Collected data entries:
** BEGIN **

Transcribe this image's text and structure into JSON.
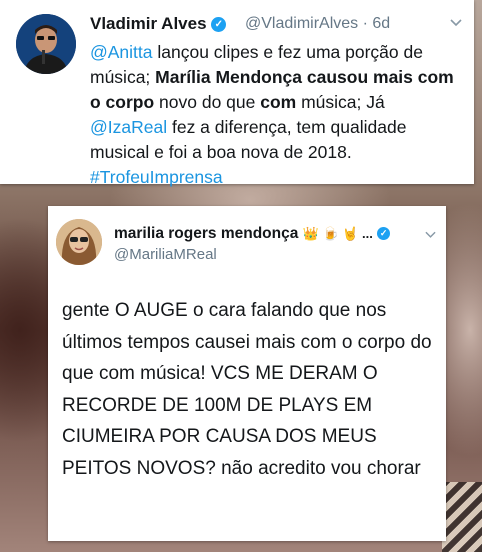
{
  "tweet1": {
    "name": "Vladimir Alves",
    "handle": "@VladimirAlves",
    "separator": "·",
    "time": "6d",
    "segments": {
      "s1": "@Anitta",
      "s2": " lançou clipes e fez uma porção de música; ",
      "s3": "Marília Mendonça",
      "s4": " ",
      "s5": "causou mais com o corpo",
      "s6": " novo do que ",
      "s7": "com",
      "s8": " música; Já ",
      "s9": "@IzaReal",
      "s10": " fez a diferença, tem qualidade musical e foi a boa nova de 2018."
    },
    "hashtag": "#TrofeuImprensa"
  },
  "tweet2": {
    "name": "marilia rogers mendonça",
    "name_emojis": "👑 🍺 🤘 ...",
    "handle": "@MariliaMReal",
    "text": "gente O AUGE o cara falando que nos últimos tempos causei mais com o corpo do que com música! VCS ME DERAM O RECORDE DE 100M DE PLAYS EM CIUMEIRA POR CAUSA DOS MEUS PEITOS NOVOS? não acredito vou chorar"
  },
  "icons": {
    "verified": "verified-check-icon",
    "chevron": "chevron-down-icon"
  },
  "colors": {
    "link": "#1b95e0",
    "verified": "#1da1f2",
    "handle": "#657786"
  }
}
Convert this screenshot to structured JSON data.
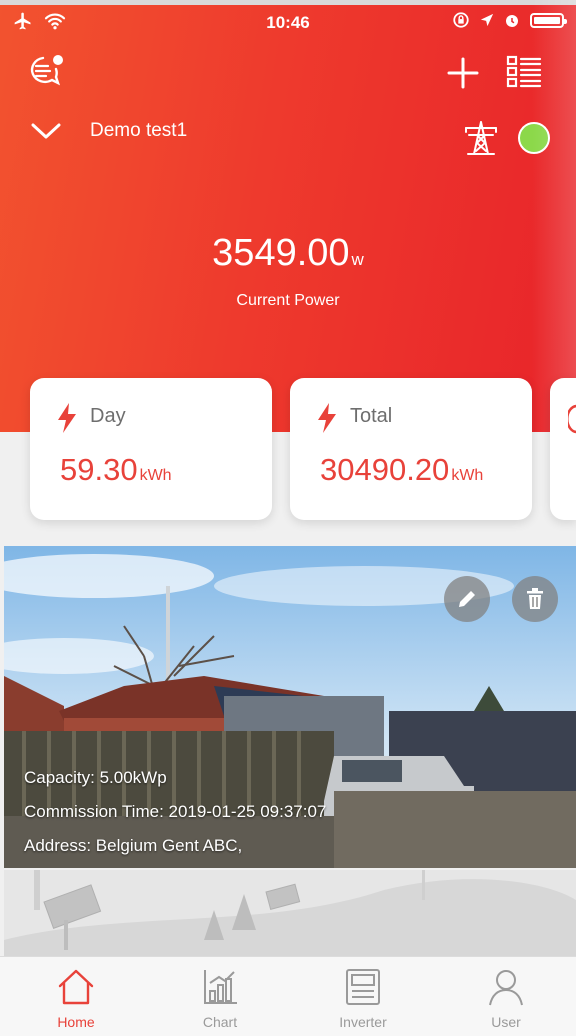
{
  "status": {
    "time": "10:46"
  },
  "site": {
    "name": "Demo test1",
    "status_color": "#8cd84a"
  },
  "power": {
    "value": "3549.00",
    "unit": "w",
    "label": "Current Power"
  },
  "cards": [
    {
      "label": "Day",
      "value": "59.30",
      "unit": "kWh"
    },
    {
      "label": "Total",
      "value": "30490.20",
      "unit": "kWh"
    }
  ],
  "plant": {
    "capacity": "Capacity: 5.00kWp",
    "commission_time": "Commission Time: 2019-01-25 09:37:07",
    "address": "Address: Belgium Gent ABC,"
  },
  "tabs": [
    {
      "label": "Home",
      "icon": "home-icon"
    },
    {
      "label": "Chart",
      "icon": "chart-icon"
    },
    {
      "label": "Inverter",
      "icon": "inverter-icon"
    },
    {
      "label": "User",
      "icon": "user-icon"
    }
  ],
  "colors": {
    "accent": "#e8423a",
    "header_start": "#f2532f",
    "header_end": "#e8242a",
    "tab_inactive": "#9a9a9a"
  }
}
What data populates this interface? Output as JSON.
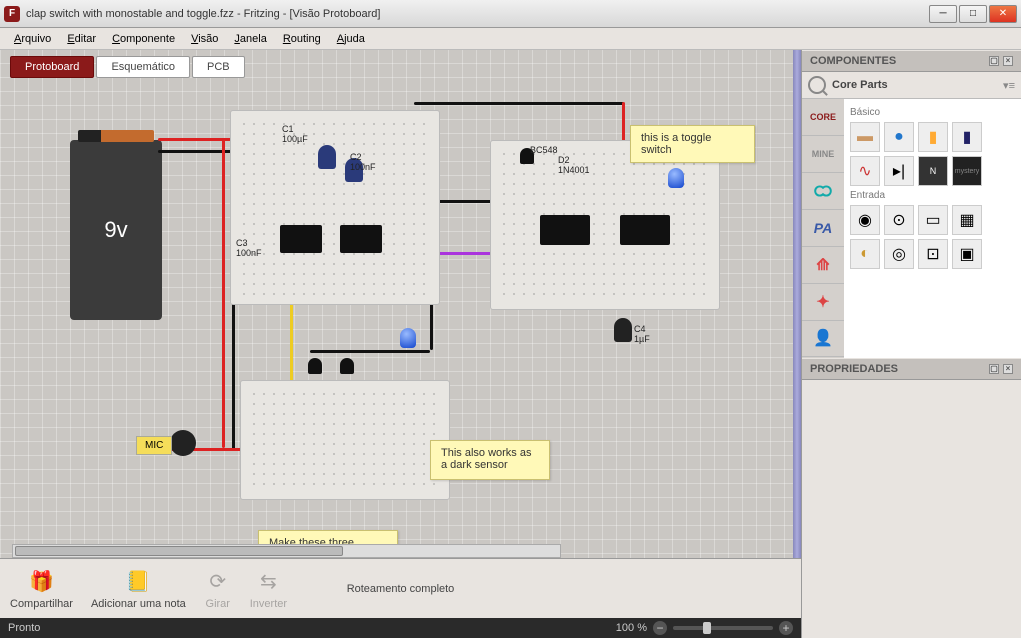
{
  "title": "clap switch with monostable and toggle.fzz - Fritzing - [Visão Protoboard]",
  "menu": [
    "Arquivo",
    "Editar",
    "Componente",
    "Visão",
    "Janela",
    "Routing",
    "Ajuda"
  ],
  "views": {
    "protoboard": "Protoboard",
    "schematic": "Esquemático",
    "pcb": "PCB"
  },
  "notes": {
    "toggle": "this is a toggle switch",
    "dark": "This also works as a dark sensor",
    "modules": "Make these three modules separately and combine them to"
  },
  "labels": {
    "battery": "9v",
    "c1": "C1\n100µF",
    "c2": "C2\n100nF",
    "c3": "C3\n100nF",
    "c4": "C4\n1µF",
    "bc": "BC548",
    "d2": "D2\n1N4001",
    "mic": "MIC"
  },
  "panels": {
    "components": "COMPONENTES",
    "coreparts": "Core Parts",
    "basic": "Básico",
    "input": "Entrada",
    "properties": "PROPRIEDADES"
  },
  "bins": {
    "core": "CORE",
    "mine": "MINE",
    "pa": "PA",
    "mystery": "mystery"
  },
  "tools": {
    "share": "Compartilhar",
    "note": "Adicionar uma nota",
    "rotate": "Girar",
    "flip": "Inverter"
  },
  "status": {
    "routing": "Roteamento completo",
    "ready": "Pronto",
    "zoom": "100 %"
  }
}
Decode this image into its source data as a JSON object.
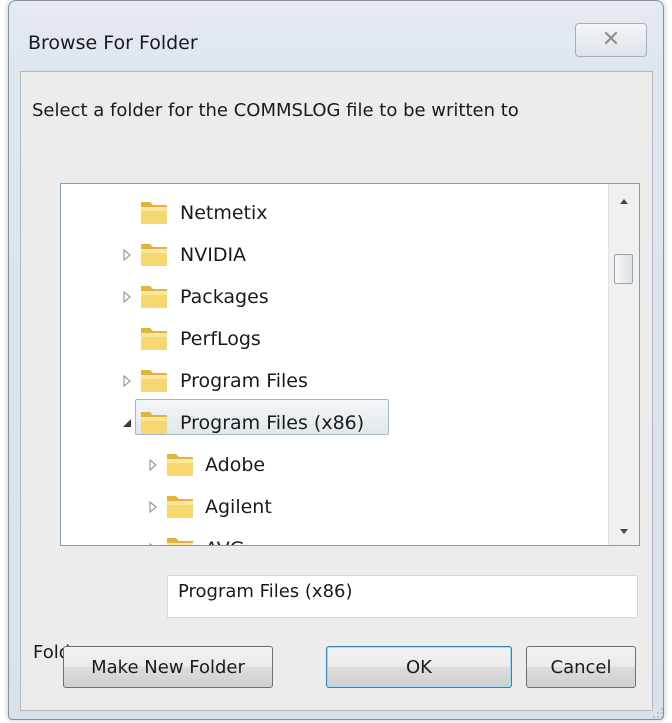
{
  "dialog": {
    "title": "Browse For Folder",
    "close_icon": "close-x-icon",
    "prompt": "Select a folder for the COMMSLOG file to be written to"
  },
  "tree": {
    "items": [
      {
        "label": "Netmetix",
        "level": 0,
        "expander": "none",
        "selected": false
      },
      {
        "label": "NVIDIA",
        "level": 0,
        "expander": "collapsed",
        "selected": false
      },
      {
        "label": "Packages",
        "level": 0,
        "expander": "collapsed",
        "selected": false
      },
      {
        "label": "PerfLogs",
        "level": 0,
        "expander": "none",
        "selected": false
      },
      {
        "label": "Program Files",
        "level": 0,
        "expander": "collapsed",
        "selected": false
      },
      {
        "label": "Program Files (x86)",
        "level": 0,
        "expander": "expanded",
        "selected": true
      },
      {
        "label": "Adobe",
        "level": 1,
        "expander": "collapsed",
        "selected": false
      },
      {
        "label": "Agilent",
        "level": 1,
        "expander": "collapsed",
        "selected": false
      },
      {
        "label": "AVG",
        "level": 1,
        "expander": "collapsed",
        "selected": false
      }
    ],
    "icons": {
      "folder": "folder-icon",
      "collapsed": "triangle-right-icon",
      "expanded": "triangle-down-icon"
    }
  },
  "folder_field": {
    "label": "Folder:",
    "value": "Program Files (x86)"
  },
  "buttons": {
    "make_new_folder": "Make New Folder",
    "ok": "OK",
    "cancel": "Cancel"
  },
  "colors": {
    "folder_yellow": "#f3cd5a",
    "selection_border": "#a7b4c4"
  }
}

** END **

> [Goal of the exercise] State the count of lines in the data holding the word "image", adding nothing to it.

> [Answer to the exercise] 2